■ **Job**
Locate each line below that includes "return" and reproduce it.

■ **Rows**
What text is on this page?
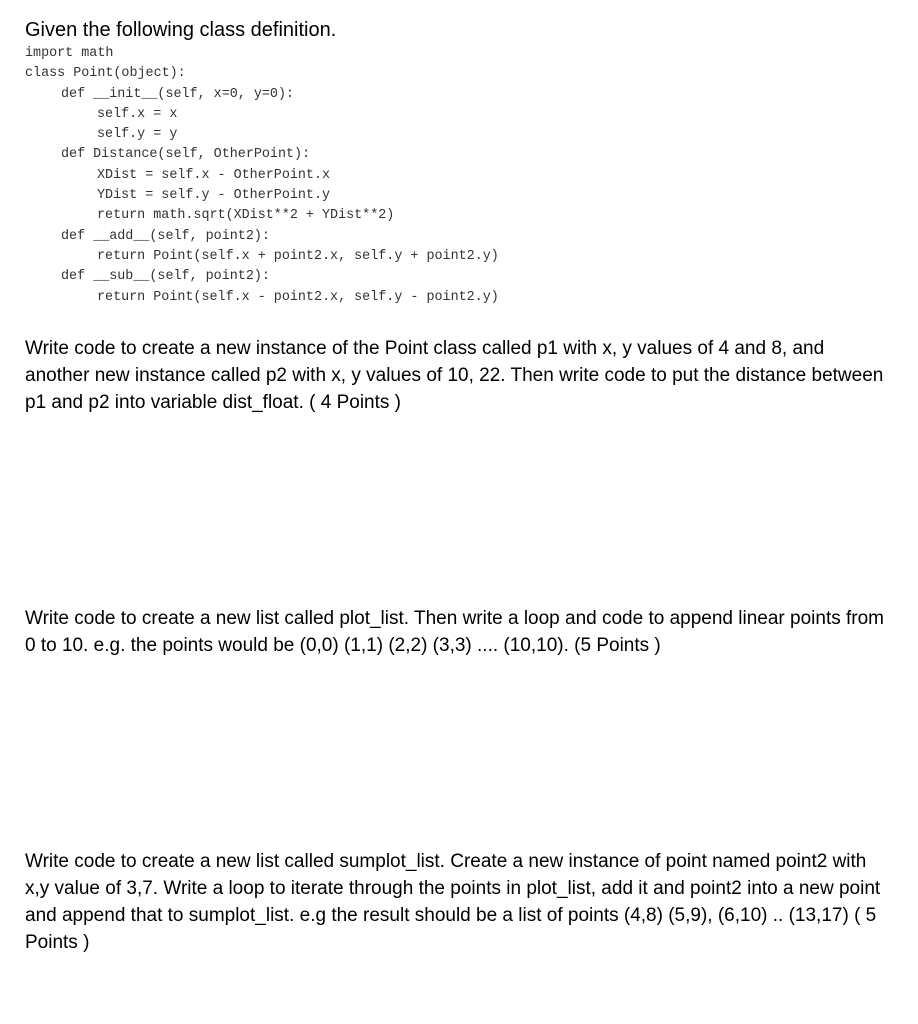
Given the following class definition.
import math
class Point(object):
def __init__(self, x=0, y=0):
self.x = x
self.y = y
def Distance(self, OtherPoint):
XDist = self.x - OtherPoint.x
YDist = self.y - OtherPoint.y
return math.sqrt(XDist**2 + YDist**2)
def __add__(self, point2):
return Point(self.x + point2.x, self.y + point2.y)
def __sub__(self, point2):
return Point(self.x - point2.x, self.y - point2.y)

Write code to create a new instance of the Point class called p1 with x, y values of 4 and 8, and another new instance called p2 with x, y values of 10, 22. Then write code to put the distance between p1 and p2 into variable dist_float. ( 4 Points )

Write code to create a new list called plot_list. Then write a loop and code to append linear points from 0 to 10. e.g. the points would be (0,0) (1,1) (2,2) (3,3) .... (10,10). (5 Points )

Write code to create a new list called sumplot_list. Create a new instance of point named point2 with x,y value of 3,7. Write a loop to iterate through the points in plot_list, add it and point2 into a new point and append that to sumplot_list. e.g the result should be a list of points (4,8) (5,9), (6,10) .. (13,17) ( 5 Points )
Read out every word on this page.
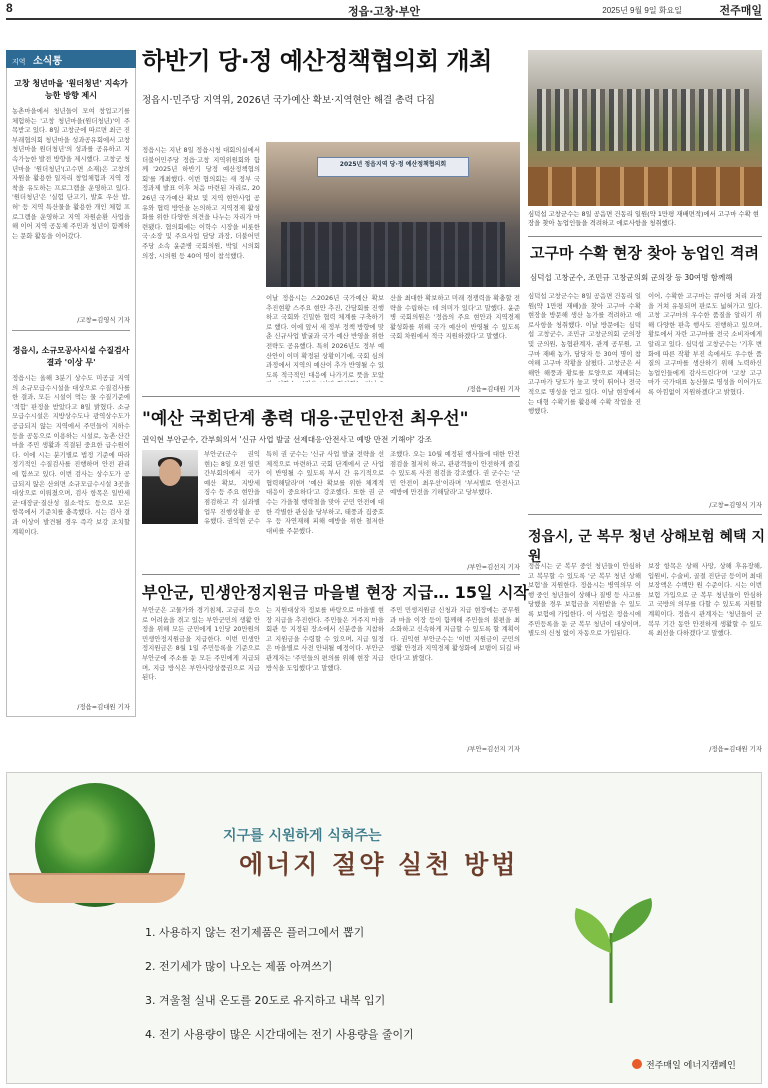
8	정읍·고창·부안	2025년 9월 9일 화요일	전주매일
지역 소식통
고창 청년마을 '원더청년' 지속가능한 방향 제시
농촌마을에서 청년들이 모여 창업고기를 체험하는 '고창 청년마을(원더청년)'이 주목받고 있다. 8일 고창군에 따르면 최근 진 부래협의회 청년마을 성과공유회에서 고창 청년마을 원더청년'의 성과를 공유하고 지속가능한 발전 방향을 제시했다. 고창군 청년마을 '원더청년'(고수면 소재)은 고창의 자원을 활용한 일자리 창업체험과 지역 정착을 유도하는 프로그램을 운영하고 있다. '원더청년'은 '실험 단고기, 발효 우산 밥, 허' 등 지역 특산물을 활용한 개인 체험 프로그램을 운영하고 지역 자원순환 사업을 해 이어 지역 공동체 주민과 청년이 함께하는 문화 활동을 이어갔다.
/고창=김영식 기자
정읍시, 소규모공사시설 수질검사 결과 '이상 무'
정읍시는 올해 3분기 상수도 미공급 지역의 소규모급수시설을 대상으로 수질검사를 한 결과, 모든 시설이 먹는 물 수질기준에 '적합' 판정을 받았다고 8일 밝혔다. 소규모급수시설은 지방상수도나 광역상수도가 공급되지 않는 지역에서 주민들이 지하수 등을 공동으로 이용하는 시설로, 농촌·산간마을 주민 생활과 직결된 중요한 급수원이다. 이에 시는 분기별로 법정 기준에 따라 정기적인 수질검사를 진행하며 안전 관리에 힘쓰고 있다. 이번 검사는 상수도가 공급되지 않은 산외면 소규모급수시설 3곳을 대상으로 이뤄졌으며, 검사 항목은 일반세균·대장균·질산성 질소·탁도 등으로 모든 항목에서 기준치를 충족했다. 시는 검사 결과 이상이 발견될 경우 즉각 보강 조치할 계획이다.
/정읍=김대원 기자
하반기 당·정 예산정책협의회 개최
정읍시·민주당 지역위, 2026년 국가예산 확보·지역현안 해결 총력 다짐
정읍시는 지난 8일 정읍시청 대회의실에서 더불어민주당 정읍·고창 지역위원회와 함께 '2025년 하반기 당정 예산정책협의회'를 개최했다. 이번 협의회는 새 정부 국정과제 발표 이후 처음 마련된 자리로, 2026년 국가예산 확보 및 지역 현안사업 공유와 협력 방안을 논의하고 지역경제 활성화를 위한 다양한 의견을 나누는 자리가 마련됐다. 협의회에는 이학수 시장을 비롯한 국·소장 및 주요사업 담당 과장, 더불어민주당 소속 윤준병 국회의원, 박일 시의회 의장, 시의원 등 40여 명이 참석했다.
2025년 정읍지역 당·정 예산정책협의회
이날 정읍시는 스2026년 국가예산 확보 추진현황 스주요 현안 추진, 간담회를 진행하고 국회와 긴밀한 협력 체계를 구축하기로 했다. 이에 앞서 새 정부 정책 방향에 맞춘 신규사업 발굴과 국가 예산 반영을 위한 전략도 공유했다. 특히 2026년도 정부 예산안이 이미 확정된 상황이기에, 국회 심의 과정에서 지역의 예산이 추가 반영될 수 있도록 적극적인 대응에 나가기로 뜻을 모았
산을 최대한 확보하고 미래 경쟁력을 확충할 전략을 수립하는 데 의미가 있다'고 말했다. 윤준병 국회의원은 '정읍의 주요 현안과 지역경제 활성화를 위해 국가 예산이 반영될 수 있도록 국회 차원에서 적극 지원하겠다'고 말했다.
/정읍=김대원 기자
심덕섭 고창군수는 8일 공음면 건동리 일원(약 1만평 재배면적)에서 고구마 수확 현장을 찾아 농업인들을 격려하고 애로사항을 청취했다.
고구마 수확 현장 찾아 농업인 격려
심덕섭 고창군수, 조민규 고창군의회 군의장 등 30여명 함께해
심덕섭 고창군수는 8일 공음면 건동리 일원(약 1만평 재배)을 찾아 고구마 수확 현장을 방문해 생산 농가를 격려하고 애로사항을 청취했다. 이날 방문에는 심덕섭 고창군수, 조민규 고창군의회 군의장 및 군의원, 농협관계자, 관계 공무원, 고구마 재배 농가, 담당자 등 30여 명이 참여해 고구마 작황을 살폈다. 고창군은 서해안 해풍과 황토를 토양으로 재배되는 고구마가 당도가 높고 맛이 뛰어나 전국적으로 명성을 얻고 있다. 이날 현장에서는 대형 수확기를 활용해 수확 작업을 진행했다.
이어, 수확한 고구마는 큐어링 처리 과정을 거쳐 유통되며 판로도 넓혀가고 있다. 고창 고구마의 우수한 품질을 알리기 위해 다양한 판촉 행사도 진행하고 있으며, 황토에서 자란 고구마를 전국 소비자에게 알리고 있다. 심덕섭 고창군수는 '기후 변화에 따른 작황 부진 속에서도 우수한 품질의 고구마를 생산하기 위해 노력하신 농업인들에게 감사드린다'며 '고창 고구마가 국가대표 농산물로 명성을 이어가도록 아낌없이 지원하겠다'고 밝혔다.
/고창=김영식 기자
"예산 국회단계 총력 대응·군민안전 최우선"
권익현 부안군수, 간부회의서 '신규 사업 발굴 선제대응·안전사고 예방 만전 기해야' 강조
부안군(군수 권익현)는 8일 오전 열린 간부회의에서 국가예산 확보, 지방세 징수 등 주요 현안을 점검하고 각 실과별 업무 진행상황을 공유했다. 권익현 군수
특히 권 군수는 '신규 사업 발굴 전략을 선제적으로 마련하고 국회 단계에서 군 사업이 반영될 수 있도록 부서 간 유기적으로 협력해달라'며 '예산 확보를 위한 체계적 대응이 중요하다'고 강조했다. 또한 권 군수는 가을철 행락철을 맞아 군민 안전에 대한 각별한 관심을 당부하고, 태풍과 집중호우 등 자연재해 피해 예방을 위한 철저한 대비를 주문했다.
조했다. 오는 10월 예정된 행사들에 대한 안전점검을 철저히 하고, 관광객들이 안전하게 즐길 수 있도록 사전 점검을 강조했다. 권 군수는 '군민 안전이 최우선'이라며 '부서별로 안전사고 예방에 만전을 기해달라'고 당부했다.
/부안=김선지 기자
부안군, 민생안정지원금 마을별 현장 지급… 15일 시작
부안군은 고물가와 경기침체, 고금리 등으로 어려움을 겪고 있는 부안군민의 생활 안정을 위해 모든 군민에게 1인당 20만원의 민생안정지원금을 지급한다. 이번 민생안정지원금은 8월 1일 주민등록을 기준으로 부안군에 주소를 둔 모든 주민에게 지급되며, 지급 방식은 부안사랑상품권으로 지급된다.
는 지원대상자 정보를 바탕으로 마을별 현장 지급을 추진한다. 주민들은 거주지 마을회관 등 지정된 장소에서 신분증을 지참하고 지원금을 수령할 수 있으며, 지급 일정은 마을별로 사전 안내될 예정이다. 부안군 관계자는 '주민들의 편의를 위해 현장 지급 방식을 도입했다'고 말했다.
주민 민생지원금 신청과 지급 현장에는 공무원과 마을 이장 등이 함께해 주민들의 불편을 최소화하고 신속하게 지급할 수 있도록 할 계획이다. 권익현 부안군수는 '이번 지원금이 군민의 생활 안정과 지역경제 활성화에 보탬이 되길 바란다'고 밝혔다.
/부안=김선지 기자
정읍시, 군 복무 청년 상해보험 혜택 지원
정읍시는 군 복무 중인 청년들이 안심하고 복무할 수 있도록 '군 복무 청년 상해보험'을 지원한다. 정읍시는 병역의무 이행 중인 청년들이 상해나 질병 등 사고를 당했을 경우 보험금을 지원받을 수 있도록 보험에 가입한다. 이 사업은 정읍시에 주민등록을 둔 군 복무 청년이 대상이며, 별도의 신청 없이 자동으로 가입된다.
보장 항목은 상해 사망, 상해 후유장해, 입원비, 수술비, 골절 진단금 등이며 최대 보장액은 수백만 원 수준이다. 시는 이번 보험 가입으로 군 복무 청년들이 안심하고 국방의 의무를 다할 수 있도록 지원할 계획이다. 정읍시 관계자는 '청년들이 군 복무 기간 동안 안전하게 생활할 수 있도록 최선을 다하겠다'고 말했다.
/정읍=김대원 기자
지구를 시원하게 식혀주는
에너지 절약 실천 방법
1. 사용하지 않는 전기제품은 플러그에서 뽑기
2. 전기세가 많이 나오는 제품 아껴쓰기
3. 겨울철 실내 온도를 20도로 유지하고 내복 입기
4. 전기 사용량이 많은 시간대에는 전기 사용량을 줄이기
전주매일 에너지캠페인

■ **Worked solution**
return math.sqrt(XDist**2 + YDist**2)
return Point(self.x + point2.x, self.y + point2.y)
return Point(self.x - point2.x, self.y - point2.y)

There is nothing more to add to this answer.